[BEGIN]

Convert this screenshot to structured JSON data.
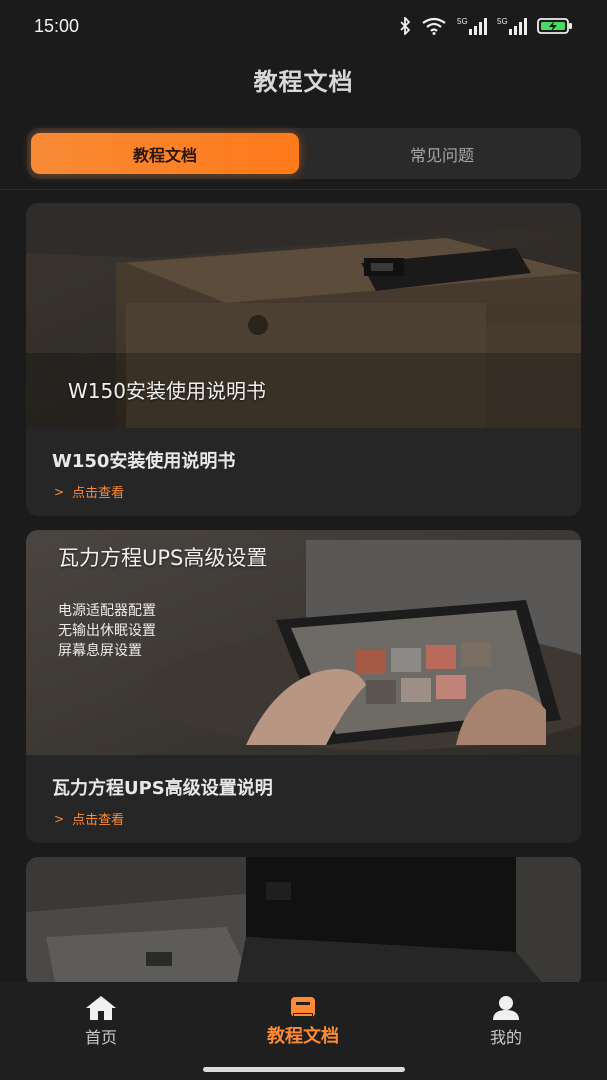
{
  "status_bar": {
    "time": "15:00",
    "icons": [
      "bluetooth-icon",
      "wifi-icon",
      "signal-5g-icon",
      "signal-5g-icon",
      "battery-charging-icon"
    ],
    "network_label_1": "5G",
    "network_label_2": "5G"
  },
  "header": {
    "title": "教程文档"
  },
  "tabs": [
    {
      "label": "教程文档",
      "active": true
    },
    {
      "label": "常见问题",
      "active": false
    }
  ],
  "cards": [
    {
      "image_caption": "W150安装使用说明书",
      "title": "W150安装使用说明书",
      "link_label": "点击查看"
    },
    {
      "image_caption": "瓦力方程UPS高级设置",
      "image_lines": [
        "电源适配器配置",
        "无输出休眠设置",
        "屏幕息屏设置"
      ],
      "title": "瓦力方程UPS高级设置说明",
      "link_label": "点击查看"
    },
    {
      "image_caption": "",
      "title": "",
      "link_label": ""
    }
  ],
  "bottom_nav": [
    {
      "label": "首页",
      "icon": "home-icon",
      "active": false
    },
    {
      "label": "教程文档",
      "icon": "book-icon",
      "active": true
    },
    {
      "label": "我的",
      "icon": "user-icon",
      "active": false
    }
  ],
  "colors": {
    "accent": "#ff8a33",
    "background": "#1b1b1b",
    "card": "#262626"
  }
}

[END]
[BEGIN]

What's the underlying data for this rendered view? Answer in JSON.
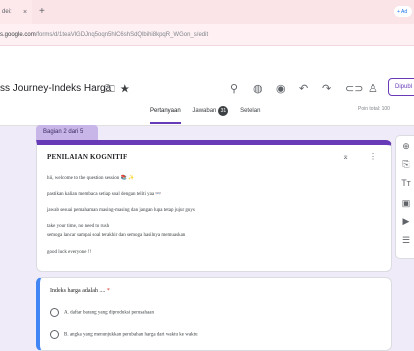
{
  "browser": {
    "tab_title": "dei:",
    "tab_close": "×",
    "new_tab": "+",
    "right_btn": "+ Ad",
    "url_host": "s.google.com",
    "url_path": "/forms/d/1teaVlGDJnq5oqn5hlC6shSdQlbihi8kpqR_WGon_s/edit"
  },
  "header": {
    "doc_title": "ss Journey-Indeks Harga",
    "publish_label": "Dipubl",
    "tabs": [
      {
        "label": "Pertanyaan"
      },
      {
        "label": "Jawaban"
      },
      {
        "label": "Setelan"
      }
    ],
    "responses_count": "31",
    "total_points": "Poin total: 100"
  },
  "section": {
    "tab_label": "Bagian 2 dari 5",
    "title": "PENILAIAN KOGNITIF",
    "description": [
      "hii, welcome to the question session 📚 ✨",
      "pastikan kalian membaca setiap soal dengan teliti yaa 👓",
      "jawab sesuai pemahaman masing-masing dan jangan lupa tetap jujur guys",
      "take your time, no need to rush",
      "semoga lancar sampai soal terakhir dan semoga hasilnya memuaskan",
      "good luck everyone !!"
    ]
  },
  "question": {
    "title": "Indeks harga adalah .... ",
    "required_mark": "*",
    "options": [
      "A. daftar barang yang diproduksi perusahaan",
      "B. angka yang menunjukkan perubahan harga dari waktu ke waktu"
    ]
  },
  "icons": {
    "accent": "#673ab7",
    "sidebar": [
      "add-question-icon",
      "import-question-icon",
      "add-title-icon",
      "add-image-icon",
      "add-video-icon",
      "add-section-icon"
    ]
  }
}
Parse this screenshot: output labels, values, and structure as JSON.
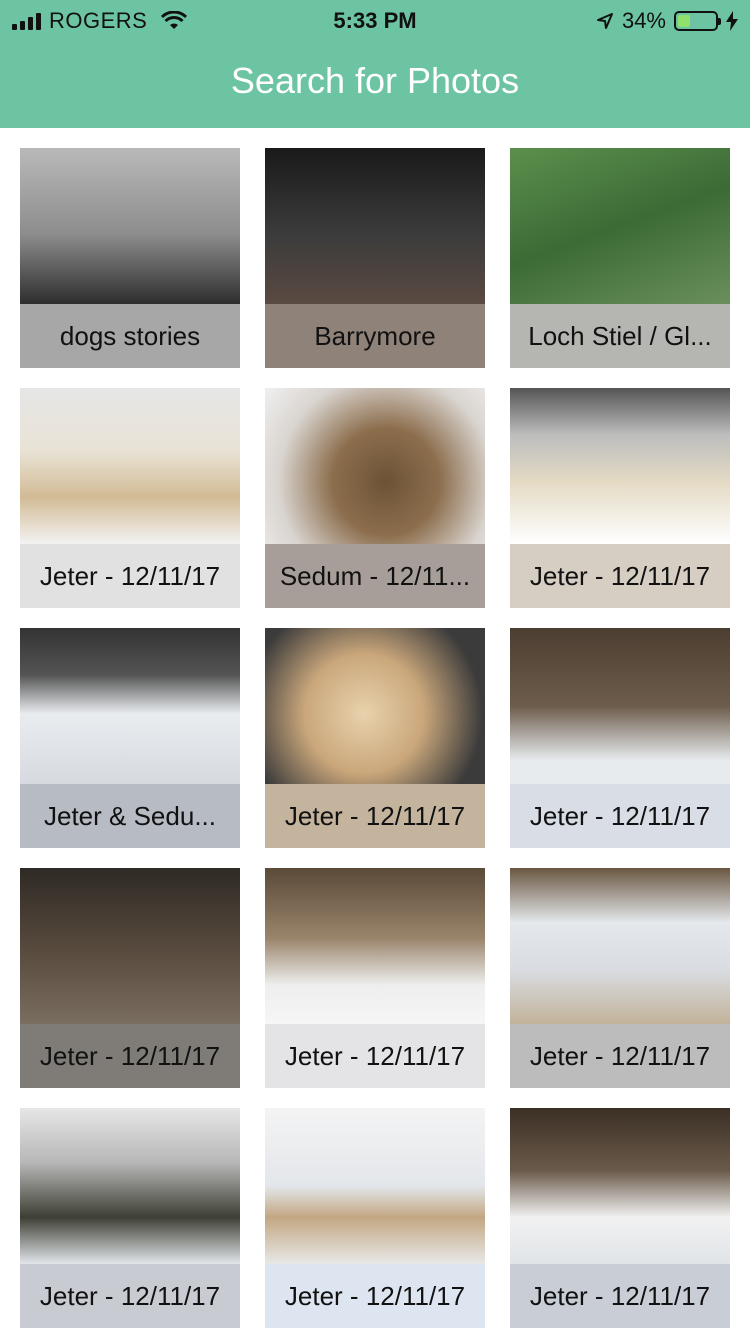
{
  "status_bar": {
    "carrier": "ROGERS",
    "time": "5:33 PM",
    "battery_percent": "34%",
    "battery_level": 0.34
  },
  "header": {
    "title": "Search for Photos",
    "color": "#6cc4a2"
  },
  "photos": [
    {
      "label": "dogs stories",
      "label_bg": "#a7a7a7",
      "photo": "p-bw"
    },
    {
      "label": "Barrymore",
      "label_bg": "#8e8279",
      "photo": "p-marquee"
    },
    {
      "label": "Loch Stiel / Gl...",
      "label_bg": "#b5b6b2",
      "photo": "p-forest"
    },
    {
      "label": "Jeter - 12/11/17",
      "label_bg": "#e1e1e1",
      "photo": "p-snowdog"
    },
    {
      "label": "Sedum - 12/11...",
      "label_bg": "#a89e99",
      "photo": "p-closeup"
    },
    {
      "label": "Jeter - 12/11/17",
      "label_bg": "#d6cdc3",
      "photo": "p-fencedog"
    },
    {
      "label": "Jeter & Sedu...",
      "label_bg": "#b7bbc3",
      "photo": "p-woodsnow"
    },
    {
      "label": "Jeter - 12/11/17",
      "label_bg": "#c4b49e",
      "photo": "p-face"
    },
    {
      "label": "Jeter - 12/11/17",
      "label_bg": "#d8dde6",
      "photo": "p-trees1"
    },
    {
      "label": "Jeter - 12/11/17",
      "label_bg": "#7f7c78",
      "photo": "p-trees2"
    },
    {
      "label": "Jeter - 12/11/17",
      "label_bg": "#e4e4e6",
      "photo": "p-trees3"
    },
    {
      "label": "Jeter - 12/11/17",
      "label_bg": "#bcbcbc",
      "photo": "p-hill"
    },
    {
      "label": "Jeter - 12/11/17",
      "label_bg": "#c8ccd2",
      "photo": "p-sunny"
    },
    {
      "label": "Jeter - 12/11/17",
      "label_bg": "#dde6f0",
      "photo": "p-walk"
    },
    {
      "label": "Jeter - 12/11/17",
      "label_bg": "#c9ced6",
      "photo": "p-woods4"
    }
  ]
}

[END]
[BEGIN]

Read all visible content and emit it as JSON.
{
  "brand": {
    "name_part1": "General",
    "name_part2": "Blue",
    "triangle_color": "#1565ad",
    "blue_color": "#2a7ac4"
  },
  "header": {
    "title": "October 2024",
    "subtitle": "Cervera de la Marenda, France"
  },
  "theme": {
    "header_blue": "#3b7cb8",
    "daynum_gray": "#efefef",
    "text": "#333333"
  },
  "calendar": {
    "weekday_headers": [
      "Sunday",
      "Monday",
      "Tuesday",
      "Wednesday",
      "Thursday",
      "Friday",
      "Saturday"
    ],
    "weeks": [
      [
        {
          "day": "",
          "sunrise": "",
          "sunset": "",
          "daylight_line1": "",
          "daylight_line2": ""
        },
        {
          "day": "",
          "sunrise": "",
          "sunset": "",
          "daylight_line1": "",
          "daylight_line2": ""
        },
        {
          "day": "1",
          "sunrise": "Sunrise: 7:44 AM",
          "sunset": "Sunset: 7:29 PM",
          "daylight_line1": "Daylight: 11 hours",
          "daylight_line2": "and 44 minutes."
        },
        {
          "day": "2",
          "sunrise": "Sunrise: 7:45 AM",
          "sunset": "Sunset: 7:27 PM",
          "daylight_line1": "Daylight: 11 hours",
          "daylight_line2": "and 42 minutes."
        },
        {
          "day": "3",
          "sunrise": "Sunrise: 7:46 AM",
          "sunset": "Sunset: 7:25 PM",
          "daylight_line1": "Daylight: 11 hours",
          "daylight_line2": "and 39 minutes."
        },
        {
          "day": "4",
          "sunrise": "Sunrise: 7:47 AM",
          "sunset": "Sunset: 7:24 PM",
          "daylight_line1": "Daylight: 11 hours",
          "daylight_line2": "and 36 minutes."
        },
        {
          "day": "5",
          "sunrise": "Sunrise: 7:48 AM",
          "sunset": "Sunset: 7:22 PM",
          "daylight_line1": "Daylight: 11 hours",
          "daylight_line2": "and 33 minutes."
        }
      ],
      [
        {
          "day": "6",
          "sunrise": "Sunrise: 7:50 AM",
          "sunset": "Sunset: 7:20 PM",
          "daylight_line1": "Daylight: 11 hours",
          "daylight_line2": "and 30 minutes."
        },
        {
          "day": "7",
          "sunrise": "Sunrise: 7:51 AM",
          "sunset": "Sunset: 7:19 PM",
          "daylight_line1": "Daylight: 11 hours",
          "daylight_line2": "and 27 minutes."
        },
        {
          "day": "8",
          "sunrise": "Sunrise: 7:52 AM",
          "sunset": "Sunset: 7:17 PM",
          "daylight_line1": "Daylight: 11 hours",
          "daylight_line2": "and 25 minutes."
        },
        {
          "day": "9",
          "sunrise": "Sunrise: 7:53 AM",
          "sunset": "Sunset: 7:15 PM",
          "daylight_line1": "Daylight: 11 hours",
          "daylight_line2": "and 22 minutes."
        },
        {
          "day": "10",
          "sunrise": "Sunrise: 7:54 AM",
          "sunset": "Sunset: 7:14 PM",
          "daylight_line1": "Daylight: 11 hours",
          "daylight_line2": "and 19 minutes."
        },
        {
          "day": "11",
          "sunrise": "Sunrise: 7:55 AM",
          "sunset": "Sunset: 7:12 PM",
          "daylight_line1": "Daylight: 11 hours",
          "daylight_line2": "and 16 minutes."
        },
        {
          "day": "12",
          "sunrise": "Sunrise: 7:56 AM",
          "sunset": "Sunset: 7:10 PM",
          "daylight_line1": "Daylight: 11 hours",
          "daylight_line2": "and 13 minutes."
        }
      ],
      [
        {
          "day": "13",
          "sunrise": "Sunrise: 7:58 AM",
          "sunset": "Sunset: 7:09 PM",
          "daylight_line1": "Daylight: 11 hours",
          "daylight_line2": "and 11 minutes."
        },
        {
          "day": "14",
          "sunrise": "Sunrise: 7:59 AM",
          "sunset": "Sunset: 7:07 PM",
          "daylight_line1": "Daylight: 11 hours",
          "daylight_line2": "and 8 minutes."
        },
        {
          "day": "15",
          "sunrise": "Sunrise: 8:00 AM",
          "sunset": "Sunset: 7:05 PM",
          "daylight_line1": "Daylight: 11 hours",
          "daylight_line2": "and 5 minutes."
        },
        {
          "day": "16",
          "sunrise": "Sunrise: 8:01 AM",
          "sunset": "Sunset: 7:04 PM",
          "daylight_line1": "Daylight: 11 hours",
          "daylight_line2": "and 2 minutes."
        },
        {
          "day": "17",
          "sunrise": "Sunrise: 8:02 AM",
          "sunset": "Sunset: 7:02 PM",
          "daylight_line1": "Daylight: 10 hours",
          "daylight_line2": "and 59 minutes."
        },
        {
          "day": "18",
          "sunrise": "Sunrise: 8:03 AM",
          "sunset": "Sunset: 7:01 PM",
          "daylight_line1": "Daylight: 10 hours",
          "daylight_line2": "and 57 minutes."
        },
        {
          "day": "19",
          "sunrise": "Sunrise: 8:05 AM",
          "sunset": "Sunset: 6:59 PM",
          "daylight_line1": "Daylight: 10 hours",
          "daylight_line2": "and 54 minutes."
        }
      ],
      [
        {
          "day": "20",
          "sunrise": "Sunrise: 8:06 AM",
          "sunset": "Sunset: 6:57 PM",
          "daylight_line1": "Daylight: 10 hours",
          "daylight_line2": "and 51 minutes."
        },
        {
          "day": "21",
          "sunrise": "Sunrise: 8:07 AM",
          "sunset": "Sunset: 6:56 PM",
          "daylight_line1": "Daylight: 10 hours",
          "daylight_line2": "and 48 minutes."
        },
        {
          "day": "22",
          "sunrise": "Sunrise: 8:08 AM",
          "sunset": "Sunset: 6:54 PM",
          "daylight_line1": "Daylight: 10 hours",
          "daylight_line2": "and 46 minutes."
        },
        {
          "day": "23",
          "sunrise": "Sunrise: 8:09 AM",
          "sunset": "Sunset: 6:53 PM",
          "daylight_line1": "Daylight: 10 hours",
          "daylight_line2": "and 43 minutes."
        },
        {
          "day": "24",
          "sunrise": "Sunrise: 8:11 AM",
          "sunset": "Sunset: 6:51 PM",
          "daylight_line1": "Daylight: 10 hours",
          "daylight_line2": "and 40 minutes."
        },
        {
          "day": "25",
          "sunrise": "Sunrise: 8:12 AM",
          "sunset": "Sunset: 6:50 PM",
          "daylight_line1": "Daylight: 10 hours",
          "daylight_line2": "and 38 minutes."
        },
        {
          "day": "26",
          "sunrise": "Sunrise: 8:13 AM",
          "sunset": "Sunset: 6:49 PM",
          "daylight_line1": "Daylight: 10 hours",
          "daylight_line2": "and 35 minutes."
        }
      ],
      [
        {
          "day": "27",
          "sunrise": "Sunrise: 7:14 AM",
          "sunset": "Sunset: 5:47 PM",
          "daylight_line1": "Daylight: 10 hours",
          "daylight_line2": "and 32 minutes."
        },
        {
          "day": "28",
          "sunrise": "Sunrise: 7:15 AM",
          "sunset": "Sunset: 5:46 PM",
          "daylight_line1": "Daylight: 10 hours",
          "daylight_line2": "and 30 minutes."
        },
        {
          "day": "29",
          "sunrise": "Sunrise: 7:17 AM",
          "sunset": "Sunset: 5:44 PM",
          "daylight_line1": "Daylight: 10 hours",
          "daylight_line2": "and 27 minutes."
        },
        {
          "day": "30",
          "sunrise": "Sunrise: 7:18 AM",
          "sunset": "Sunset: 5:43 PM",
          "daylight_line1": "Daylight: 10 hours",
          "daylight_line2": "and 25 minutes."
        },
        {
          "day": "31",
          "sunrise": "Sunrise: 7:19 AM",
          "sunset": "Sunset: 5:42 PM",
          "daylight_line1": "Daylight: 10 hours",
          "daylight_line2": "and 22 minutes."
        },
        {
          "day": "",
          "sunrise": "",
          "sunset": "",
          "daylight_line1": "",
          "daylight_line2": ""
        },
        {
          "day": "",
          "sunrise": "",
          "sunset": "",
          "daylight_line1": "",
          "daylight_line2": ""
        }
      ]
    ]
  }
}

[END]

Gather from the entries above all lines that include the string "dari".

[COMPLETED EXERCISE]:
    "tab_label": "Bagian 2 dari 5",
      "B. angka yang menunjukkan perubahan harga dari waktu ke waktu"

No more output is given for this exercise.